SHORT EXERCISE: Determine which lines contain the word "Informes", then copy those lines.

RAW RECORDS:
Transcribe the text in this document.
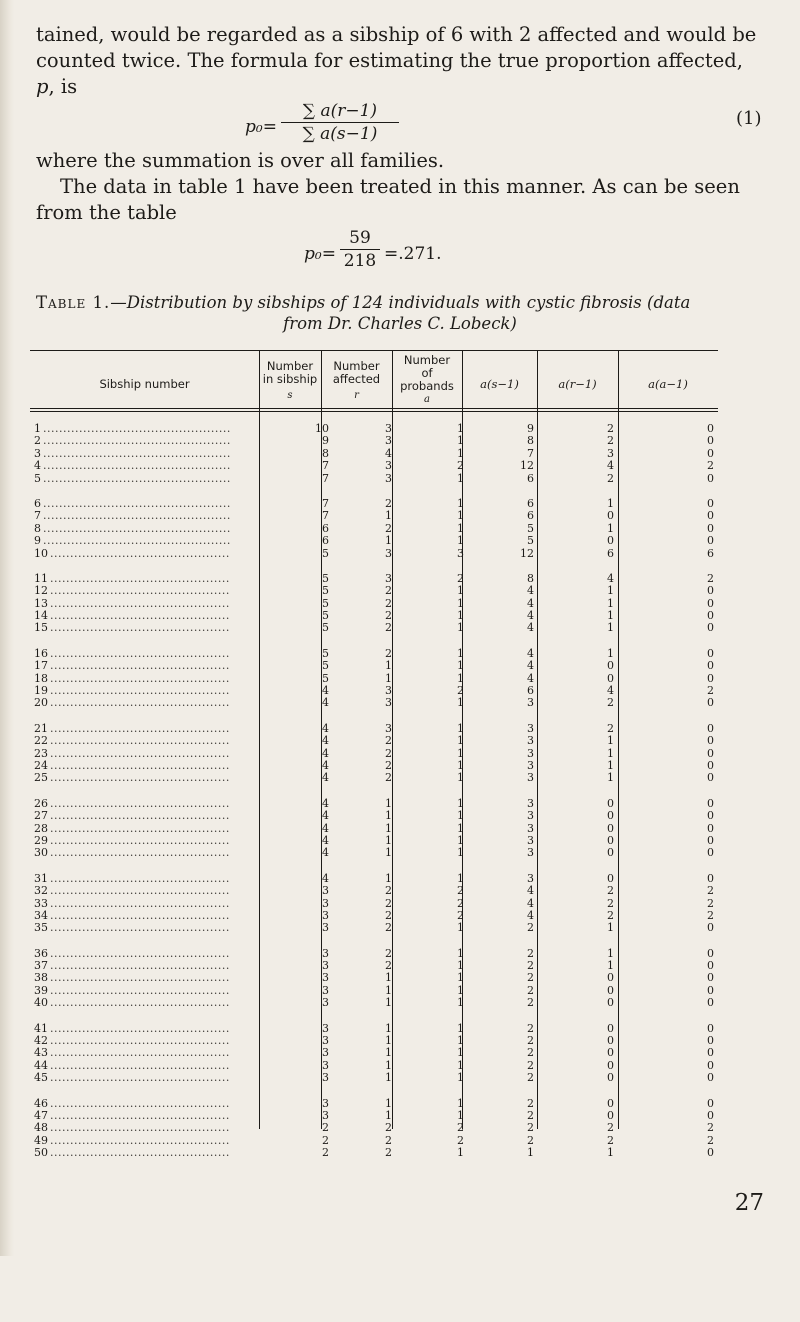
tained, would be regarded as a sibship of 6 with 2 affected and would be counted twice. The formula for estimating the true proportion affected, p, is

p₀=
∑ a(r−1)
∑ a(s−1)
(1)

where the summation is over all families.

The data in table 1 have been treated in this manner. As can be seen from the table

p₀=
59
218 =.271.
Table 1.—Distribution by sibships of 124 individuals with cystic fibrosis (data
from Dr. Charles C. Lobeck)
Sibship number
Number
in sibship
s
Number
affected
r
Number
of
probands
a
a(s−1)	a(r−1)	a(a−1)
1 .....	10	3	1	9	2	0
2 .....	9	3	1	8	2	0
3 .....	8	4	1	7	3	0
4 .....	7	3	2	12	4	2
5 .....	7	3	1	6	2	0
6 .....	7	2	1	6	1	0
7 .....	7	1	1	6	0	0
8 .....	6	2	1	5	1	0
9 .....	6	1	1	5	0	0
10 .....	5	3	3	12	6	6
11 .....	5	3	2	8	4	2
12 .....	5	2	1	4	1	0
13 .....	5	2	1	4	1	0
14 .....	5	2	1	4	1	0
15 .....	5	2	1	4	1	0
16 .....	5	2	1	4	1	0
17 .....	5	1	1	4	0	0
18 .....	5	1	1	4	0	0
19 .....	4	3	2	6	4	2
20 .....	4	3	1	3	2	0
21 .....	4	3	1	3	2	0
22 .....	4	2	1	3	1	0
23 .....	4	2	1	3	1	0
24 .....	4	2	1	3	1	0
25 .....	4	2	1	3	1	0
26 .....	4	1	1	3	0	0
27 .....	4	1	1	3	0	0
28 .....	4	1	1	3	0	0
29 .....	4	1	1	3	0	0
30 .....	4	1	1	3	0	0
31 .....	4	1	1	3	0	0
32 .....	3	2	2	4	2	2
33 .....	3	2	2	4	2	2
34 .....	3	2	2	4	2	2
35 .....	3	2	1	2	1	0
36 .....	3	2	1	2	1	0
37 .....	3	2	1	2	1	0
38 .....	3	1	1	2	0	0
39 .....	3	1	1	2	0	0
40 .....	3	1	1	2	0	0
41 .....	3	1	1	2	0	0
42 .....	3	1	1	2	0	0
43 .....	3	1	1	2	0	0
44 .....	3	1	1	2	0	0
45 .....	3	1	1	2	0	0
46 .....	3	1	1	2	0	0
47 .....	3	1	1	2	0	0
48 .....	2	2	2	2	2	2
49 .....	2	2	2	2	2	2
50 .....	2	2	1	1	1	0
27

---

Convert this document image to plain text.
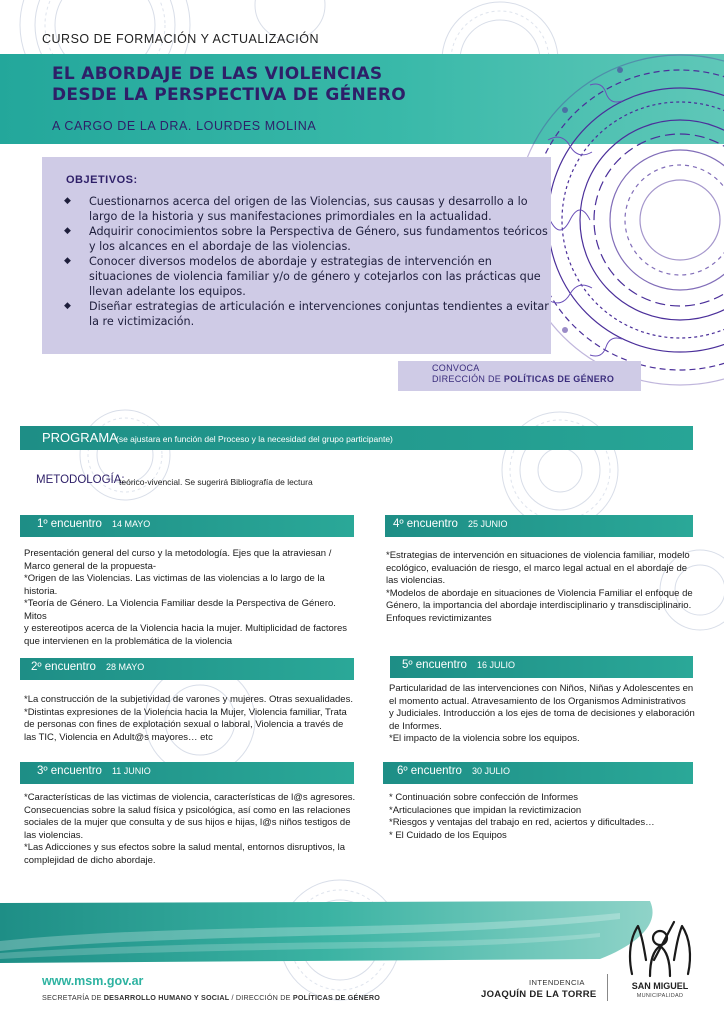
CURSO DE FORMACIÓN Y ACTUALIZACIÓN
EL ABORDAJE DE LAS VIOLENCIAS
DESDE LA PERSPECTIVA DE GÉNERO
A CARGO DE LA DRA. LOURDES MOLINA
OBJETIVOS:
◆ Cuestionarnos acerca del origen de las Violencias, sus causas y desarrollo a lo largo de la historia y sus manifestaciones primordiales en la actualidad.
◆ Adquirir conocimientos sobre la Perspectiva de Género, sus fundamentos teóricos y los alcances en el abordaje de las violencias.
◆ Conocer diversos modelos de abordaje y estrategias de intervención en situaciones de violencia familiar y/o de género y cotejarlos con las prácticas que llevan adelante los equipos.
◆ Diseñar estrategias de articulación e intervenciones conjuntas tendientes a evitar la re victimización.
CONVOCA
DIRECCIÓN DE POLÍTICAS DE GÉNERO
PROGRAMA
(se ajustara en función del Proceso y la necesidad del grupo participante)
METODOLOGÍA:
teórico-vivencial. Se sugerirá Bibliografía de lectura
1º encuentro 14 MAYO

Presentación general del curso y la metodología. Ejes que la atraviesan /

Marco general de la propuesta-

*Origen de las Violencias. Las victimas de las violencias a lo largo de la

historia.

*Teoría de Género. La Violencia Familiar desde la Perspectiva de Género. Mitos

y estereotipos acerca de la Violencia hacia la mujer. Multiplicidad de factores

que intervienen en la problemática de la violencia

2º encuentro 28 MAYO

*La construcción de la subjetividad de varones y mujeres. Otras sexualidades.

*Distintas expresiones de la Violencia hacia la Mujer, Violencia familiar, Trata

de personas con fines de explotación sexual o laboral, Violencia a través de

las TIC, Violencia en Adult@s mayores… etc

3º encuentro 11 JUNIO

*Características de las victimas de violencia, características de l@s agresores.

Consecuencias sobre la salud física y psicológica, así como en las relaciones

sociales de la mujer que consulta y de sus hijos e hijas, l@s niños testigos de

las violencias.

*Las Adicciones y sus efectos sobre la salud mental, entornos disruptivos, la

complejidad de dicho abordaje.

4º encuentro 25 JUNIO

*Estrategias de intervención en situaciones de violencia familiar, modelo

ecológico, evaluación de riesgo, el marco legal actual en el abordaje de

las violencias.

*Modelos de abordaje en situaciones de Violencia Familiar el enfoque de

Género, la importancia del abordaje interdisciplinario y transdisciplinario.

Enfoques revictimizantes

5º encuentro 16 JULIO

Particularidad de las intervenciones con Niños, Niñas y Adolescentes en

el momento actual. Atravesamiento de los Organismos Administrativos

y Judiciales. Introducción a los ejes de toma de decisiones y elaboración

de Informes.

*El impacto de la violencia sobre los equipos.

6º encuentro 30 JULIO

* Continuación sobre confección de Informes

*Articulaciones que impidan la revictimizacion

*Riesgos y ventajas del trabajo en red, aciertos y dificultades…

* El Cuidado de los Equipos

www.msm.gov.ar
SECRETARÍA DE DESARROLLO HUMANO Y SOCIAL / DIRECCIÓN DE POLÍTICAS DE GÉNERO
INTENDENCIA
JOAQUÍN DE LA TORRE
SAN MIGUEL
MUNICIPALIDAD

THE ANSWER:
de Informes.
* Continuación sobre confección de Informes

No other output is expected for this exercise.